INSTRUCTIONS FOR THE TASK:
From the text on parole for nonviolent offenders, can you return the passage starting at "Encouraging a prisoner to immerse" and ending at "to learn English.", copied word for word?

TEXT BLOCK:
-=-=-
People convicted of a nonviolent crime (which may nevertheless be serious) are only considered for parole after serving the full prison term of the primary offense, but before serving the time for additional lesser included offenses. Many crimes have multiple add-ons, such as secondary crimes or enhancements for the particular nature of the crime.
The term "violent offender" is defined in law, and there will always be some crimes that the law considers non-violent that others may consider are violent, and there will always be disagreement over where to draw the line. I imagine that victims of some "non-violent" crimes might be the most vocal in their disagreement.
Everybody agrees that first-degree murder is violent, that jaywalking is not, but it gets fuzzier after that. The opponents claim that rape of an unconscious victim is non-violent, as are assault with a deadly weapon and lewd acts against a 14 year old. I haven't read the law and will take them at their word, and certainly agree that these are serious crimes even if I'm not going to quibble whether they are violent or not.
But whether considered violent or not, everybody convicted of the above crimes will spend their full time in prison for the primary offense, and only be considered for early parole for the additional crimes / enhancements.
This review is by the same parole board that's kept Charles Manson in prison since I was a kid, and who hasn't let any of his "family" out even though it's hard to imagine they are an actual danger to anybody. The parole board is not generally staffed by the ACLU, and I trust they will be able to make a good call based on the actual information, rather than histrionics from the opponents of this measure.
Part of the consideration is credits, which are generally awarded for things like good behavior and getting an education, something I believe everybody can get behind.
A prison is a lousy place to improve yourself, and if you're able to keep your nose clean, you should get some kind of benefit for it: not just to reduce prison costs (which are a minor part of my consideration), but to help keep peace in the prisons. Learning how to stay out of trouble in such a lousy place is a really, really useful life skill that will benefit the prisoner upon his eventual release, and we should seriously reward that.
But beyond good behavior, encouraging a prisoner to better himself, to get an education, to finish high school (with a GED) or even attend college classes: I cannot think of a single thing that bodes better for his and my future than for the prisoner to improve his chances of life on the outside.
Encouraging a prisoner to immerse himself into education, rather than the more fun pastimes of learning to make a shiv, to brew a batch of pruno, or become the next great tattoo artist, means the prisons are going to be just that much of an easier place to survive.
There is a 100% chance that somebody released early on this program will do something really bad, and it will surely make headlines (and surely be a tragedy for the victims), but one doesn't make grand-scale public policy based on an anecdote.
Should we just keep people in prison forever?
My vote: YES
This measure would relax the restrictions on English instruction passed in 1998 via Prop 227, which greatly reduced bilingual education on the grounds that full immersion is a faster way to get a kid to learn English.
-=-=-
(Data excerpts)
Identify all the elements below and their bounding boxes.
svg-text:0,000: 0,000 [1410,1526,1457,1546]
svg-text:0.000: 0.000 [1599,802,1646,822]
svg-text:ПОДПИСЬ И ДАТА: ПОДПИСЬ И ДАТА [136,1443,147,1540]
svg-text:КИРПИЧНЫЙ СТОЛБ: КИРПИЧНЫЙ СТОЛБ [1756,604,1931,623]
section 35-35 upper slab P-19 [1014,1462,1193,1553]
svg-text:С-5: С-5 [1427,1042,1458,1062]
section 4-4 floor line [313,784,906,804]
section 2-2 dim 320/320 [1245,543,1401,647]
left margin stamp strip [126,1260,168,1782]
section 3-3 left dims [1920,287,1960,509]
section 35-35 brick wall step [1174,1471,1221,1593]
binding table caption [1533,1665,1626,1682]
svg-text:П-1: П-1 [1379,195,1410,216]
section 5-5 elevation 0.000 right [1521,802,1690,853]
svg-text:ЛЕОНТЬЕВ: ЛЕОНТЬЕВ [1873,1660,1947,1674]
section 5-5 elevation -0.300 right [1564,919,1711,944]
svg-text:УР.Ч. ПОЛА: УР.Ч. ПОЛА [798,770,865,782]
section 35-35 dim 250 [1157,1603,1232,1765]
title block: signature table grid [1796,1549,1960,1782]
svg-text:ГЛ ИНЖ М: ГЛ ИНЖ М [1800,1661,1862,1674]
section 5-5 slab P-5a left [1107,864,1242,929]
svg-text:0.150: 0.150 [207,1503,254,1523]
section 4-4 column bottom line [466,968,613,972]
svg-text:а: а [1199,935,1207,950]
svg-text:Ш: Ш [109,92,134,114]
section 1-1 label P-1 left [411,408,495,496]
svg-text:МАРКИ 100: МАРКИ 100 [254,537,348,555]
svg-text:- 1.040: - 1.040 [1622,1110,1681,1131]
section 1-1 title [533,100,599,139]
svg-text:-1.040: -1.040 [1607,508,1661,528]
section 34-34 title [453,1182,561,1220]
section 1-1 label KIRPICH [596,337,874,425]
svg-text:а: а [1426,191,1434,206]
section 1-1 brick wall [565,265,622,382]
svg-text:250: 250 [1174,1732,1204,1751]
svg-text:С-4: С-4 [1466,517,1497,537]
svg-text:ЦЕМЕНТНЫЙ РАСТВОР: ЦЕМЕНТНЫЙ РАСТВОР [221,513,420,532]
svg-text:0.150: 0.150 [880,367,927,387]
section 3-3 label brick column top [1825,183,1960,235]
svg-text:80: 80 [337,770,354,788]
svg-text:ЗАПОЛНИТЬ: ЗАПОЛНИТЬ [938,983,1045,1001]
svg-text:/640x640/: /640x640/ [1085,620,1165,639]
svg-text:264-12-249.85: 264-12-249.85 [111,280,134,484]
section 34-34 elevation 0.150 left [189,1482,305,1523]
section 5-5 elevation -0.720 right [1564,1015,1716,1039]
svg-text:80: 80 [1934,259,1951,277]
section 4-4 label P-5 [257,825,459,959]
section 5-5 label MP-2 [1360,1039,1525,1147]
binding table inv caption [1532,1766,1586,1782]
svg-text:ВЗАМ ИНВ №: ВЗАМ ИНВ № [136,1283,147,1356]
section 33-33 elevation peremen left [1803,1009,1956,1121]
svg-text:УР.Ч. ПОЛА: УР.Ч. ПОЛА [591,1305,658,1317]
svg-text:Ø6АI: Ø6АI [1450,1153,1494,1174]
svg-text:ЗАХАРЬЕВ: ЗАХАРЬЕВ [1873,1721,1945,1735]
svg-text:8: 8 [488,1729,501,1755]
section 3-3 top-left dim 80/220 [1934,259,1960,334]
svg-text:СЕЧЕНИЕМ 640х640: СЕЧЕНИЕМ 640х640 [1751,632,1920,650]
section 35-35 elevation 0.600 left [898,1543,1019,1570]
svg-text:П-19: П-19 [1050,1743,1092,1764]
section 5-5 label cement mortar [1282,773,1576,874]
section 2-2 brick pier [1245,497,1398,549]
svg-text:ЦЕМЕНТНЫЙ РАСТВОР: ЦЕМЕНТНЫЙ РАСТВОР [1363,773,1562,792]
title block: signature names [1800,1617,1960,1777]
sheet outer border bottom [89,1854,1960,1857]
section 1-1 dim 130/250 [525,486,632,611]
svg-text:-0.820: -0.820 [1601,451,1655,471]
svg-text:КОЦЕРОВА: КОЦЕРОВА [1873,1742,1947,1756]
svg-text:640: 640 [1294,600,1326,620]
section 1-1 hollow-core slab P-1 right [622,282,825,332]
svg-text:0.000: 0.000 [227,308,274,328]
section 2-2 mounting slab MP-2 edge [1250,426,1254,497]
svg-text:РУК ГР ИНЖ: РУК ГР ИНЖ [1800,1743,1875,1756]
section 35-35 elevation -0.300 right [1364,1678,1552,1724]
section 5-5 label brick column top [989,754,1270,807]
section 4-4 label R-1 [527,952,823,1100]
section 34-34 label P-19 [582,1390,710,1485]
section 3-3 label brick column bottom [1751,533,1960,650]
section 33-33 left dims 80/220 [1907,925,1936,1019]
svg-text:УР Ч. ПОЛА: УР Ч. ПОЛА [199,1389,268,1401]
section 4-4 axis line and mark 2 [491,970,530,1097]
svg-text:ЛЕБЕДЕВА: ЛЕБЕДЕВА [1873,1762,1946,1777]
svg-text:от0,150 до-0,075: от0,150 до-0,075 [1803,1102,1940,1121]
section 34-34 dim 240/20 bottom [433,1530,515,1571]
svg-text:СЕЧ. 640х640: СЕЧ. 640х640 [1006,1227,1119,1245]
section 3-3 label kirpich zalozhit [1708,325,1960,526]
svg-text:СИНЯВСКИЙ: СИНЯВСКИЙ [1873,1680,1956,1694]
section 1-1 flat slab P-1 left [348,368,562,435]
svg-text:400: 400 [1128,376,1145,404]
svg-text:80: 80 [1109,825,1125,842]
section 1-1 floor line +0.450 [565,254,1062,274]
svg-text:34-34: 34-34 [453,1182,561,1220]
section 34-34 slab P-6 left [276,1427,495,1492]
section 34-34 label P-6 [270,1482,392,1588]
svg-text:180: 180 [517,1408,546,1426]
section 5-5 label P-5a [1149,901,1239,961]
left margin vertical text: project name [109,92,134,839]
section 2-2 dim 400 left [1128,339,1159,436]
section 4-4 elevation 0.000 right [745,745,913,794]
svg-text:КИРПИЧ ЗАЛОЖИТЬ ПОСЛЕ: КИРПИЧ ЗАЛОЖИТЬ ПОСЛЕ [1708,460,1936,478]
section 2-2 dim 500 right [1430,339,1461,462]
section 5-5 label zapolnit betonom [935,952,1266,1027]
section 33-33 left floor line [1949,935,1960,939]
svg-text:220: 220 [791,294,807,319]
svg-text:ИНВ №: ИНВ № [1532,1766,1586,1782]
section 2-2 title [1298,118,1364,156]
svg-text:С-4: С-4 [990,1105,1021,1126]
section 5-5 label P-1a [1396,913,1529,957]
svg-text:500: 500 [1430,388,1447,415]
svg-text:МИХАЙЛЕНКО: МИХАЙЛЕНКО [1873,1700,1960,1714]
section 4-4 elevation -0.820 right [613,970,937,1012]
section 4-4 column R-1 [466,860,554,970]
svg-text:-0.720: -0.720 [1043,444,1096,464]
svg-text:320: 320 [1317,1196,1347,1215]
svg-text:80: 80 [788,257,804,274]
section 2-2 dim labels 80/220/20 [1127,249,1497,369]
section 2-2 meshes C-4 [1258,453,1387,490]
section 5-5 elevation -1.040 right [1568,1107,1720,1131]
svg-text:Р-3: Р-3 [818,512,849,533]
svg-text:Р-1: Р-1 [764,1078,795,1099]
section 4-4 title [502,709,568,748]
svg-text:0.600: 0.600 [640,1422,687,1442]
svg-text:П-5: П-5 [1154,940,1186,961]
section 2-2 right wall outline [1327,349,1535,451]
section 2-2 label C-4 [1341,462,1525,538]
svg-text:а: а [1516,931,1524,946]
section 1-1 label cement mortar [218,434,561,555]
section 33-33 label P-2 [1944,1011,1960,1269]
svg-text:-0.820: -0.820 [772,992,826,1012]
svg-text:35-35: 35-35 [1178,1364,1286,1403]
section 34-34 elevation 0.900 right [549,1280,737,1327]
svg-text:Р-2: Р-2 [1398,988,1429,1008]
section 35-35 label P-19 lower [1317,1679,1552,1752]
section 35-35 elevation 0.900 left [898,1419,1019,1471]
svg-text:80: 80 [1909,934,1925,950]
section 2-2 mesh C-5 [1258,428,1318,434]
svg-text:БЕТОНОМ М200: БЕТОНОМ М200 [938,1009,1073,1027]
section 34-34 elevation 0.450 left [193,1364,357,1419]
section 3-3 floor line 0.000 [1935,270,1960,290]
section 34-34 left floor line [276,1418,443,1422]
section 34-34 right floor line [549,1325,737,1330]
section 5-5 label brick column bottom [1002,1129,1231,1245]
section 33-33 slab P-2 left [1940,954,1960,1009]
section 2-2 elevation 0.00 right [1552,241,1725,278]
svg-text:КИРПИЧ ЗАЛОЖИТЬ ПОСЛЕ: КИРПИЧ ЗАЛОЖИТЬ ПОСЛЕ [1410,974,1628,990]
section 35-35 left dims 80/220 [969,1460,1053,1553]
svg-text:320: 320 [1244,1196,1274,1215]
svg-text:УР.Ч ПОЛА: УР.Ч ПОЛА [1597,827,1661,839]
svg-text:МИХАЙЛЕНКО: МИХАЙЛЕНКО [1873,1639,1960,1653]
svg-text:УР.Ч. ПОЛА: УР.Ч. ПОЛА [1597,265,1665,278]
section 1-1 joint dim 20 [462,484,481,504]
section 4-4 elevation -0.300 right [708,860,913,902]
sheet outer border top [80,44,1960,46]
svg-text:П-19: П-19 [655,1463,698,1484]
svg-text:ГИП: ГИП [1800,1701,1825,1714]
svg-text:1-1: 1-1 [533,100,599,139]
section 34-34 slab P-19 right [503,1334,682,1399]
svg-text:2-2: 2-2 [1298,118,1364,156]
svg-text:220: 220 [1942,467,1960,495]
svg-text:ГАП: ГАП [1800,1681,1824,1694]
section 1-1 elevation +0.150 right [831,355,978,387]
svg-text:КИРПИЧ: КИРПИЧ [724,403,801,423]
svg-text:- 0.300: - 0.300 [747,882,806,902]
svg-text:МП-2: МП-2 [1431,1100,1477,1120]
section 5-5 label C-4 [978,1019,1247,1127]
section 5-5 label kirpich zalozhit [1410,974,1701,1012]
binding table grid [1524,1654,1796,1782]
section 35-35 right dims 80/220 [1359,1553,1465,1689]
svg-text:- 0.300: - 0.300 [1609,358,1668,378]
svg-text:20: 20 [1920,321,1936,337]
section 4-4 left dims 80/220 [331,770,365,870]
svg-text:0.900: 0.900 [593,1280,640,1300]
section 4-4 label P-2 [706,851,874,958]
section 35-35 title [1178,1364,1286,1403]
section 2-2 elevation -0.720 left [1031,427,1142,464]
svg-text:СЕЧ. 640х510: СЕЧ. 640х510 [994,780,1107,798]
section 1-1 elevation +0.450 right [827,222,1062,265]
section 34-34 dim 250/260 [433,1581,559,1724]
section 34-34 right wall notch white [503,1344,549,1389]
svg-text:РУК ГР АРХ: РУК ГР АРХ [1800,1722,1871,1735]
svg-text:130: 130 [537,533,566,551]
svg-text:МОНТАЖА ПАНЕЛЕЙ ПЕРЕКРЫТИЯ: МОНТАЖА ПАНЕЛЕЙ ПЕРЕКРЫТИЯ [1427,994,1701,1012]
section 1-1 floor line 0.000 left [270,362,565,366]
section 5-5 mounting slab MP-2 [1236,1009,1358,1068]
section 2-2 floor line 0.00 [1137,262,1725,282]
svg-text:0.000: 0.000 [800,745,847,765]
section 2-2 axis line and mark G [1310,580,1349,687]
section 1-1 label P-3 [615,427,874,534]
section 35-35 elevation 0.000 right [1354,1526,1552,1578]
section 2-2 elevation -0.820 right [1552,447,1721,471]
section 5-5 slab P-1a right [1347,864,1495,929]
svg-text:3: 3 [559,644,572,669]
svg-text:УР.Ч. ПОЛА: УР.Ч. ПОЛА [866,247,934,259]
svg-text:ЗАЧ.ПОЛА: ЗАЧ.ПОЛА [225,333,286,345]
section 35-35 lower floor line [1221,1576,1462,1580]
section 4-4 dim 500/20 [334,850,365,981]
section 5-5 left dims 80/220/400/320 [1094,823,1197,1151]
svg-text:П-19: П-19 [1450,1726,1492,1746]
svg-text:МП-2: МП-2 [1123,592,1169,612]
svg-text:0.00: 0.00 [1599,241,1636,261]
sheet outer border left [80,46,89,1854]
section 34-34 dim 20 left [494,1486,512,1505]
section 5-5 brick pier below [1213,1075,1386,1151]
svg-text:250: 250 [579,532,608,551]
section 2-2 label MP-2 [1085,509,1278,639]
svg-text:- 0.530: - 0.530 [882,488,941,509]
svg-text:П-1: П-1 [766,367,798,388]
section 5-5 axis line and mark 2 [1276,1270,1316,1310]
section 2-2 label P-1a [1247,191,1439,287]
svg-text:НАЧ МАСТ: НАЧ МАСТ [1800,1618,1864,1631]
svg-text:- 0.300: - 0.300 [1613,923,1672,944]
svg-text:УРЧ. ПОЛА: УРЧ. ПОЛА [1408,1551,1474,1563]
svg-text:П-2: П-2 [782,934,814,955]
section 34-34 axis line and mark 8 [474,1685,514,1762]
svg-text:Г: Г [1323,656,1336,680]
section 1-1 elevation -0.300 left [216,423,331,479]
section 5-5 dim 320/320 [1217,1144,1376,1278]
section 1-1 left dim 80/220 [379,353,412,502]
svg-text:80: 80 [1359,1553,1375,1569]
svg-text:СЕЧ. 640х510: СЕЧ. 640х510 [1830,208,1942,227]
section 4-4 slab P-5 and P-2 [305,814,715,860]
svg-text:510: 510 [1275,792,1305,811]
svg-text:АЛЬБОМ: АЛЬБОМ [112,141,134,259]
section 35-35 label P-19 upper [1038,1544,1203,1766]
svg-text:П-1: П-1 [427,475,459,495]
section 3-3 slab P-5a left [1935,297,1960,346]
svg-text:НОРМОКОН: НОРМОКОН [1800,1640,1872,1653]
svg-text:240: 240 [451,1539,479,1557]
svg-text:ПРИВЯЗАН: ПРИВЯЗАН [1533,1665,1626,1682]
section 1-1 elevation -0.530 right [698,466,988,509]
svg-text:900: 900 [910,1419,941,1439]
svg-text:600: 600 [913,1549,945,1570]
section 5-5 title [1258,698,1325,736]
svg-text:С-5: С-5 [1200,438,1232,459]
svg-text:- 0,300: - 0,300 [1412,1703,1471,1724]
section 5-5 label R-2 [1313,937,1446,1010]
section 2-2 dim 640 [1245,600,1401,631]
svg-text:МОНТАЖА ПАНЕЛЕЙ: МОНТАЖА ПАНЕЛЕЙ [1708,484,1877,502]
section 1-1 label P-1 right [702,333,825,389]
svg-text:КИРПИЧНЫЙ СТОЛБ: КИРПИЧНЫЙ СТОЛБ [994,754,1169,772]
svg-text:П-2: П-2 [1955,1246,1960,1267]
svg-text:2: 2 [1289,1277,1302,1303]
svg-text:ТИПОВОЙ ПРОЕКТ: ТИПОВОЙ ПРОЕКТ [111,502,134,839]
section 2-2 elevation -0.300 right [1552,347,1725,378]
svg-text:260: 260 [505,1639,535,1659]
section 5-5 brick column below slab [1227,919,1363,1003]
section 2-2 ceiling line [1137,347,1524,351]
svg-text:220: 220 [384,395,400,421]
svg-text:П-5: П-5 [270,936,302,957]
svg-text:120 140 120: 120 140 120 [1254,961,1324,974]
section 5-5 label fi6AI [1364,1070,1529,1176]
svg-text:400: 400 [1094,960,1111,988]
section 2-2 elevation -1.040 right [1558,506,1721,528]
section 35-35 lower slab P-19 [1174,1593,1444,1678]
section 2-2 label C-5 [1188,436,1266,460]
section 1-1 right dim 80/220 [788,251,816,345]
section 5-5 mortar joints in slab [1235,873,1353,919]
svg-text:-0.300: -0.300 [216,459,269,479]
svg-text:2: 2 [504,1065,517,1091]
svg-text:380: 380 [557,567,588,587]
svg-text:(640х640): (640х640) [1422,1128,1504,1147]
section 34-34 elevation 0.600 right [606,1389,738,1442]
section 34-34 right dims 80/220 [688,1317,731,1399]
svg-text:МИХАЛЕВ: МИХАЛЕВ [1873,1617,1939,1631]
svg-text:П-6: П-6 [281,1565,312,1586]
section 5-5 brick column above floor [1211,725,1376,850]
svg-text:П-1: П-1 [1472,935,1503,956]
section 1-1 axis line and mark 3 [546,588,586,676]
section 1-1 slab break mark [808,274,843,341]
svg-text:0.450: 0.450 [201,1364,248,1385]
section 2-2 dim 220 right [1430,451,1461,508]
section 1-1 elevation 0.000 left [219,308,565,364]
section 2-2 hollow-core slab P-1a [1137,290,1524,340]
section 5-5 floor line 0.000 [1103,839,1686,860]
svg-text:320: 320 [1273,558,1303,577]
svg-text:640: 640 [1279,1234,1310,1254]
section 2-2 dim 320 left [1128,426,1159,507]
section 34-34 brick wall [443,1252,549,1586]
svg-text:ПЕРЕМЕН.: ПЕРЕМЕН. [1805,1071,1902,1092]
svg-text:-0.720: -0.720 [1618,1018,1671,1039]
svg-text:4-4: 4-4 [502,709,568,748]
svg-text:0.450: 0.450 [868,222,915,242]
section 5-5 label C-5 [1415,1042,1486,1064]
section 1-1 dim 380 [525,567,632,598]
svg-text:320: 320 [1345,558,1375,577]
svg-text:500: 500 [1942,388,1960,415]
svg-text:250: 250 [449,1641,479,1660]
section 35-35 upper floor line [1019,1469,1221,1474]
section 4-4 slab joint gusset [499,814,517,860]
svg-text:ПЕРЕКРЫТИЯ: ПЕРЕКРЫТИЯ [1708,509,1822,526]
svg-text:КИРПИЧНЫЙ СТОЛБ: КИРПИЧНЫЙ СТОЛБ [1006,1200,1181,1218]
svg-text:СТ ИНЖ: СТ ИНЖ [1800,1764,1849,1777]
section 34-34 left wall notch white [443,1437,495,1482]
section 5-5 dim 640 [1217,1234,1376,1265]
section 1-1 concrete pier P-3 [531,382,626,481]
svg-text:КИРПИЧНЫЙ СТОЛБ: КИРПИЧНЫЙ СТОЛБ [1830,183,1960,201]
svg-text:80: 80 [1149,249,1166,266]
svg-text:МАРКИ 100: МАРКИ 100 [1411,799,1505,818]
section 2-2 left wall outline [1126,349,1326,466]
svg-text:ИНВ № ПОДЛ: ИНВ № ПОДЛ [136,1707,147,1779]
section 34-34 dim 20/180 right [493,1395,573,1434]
-=-=-
WRITTEN RESPONSE:
Encouraging a prisoner to immerse himself into education, rather than the more fun pastimes of learning to make a shiv, to brew a batch of pruno, or become the next great tattoo artist, means the prisons are going to be just that much of an easier place to survive.
There is a 100% chance that somebody released early on this program will do something really bad, and it will surely make headlines (and surely be a tragedy for the victims), but one doesn't make grand-scale public policy based on an anecdote.
Should we just keep people in prison forever?
My vote: YES
This measure would relax the restrictions on English instruction passed in 1998 via Prop 227, which greatly reduced bilingual education on the grounds that full immersion is a faster way to get a kid to learn English.